> _Goal_
Locate the lines of the listing below that hold "Number", then copy each of them.

>>>>>

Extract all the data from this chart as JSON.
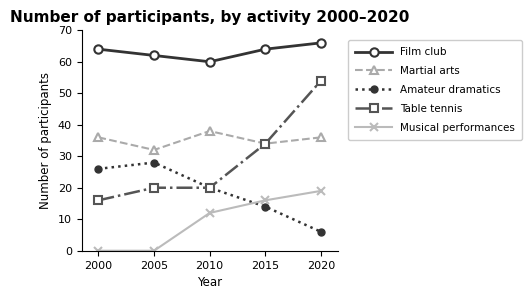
{
  "title": "Number of participants, by activity 2000–2020",
  "xlabel": "Year",
  "ylabel": "Number of participants",
  "years": [
    2000,
    2005,
    2010,
    2015,
    2020
  ],
  "series": [
    {
      "name": "Film club",
      "values": [
        64,
        62,
        60,
        64,
        66
      ],
      "color": "#333333",
      "linestyle": "-",
      "marker": "o",
      "markersize": 6,
      "linewidth": 2.0,
      "markerfacecolor": "white",
      "markeredgewidth": 1.5
    },
    {
      "name": "Martial arts",
      "values": [
        36,
        32,
        38,
        34,
        36
      ],
      "color": "#aaaaaa",
      "linestyle": "--",
      "marker": "^",
      "markersize": 6,
      "linewidth": 1.5,
      "markerfacecolor": "white",
      "markeredgewidth": 1.5
    },
    {
      "name": "Amateur dramatics",
      "values": [
        26,
        28,
        20,
        14,
        6
      ],
      "color": "#333333",
      "linestyle": ":",
      "marker": "o",
      "markersize": 5,
      "linewidth": 1.8,
      "markerfacecolor": "#333333",
      "markeredgewidth": 1.0
    },
    {
      "name": "Table tennis",
      "values": [
        16,
        20,
        20,
        34,
        54
      ],
      "color": "#555555",
      "linestyle": "-.",
      "marker": "s",
      "markersize": 6,
      "linewidth": 1.8,
      "markerfacecolor": "white",
      "markeredgewidth": 1.5
    },
    {
      "name": "Musical performances",
      "values": [
        0,
        0,
        12,
        16,
        19
      ],
      "color": "#bbbbbb",
      "linestyle": "-",
      "marker": "x",
      "markersize": 6,
      "linewidth": 1.5,
      "markerfacecolor": "#bbbbbb",
      "markeredgewidth": 1.5
    }
  ],
  "ylim": [
    0,
    70
  ],
  "yticks": [
    0,
    10,
    20,
    30,
    40,
    50,
    60,
    70
  ],
  "legend_fontsize": 7.5,
  "title_fontsize": 11,
  "label_fontsize": 8.5,
  "tick_fontsize": 8,
  "background_color": "#ffffff"
}
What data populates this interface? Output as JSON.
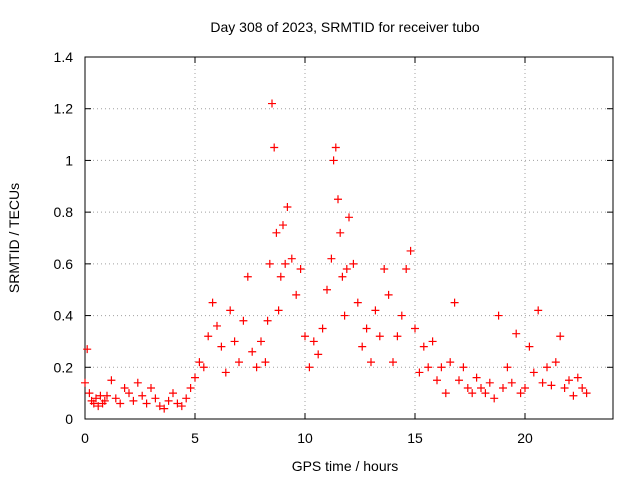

<<<<<

> _Exercise answer_
  "title": "Number of participants, by activity 2000–2020",
  "ylabel": "Number of participants",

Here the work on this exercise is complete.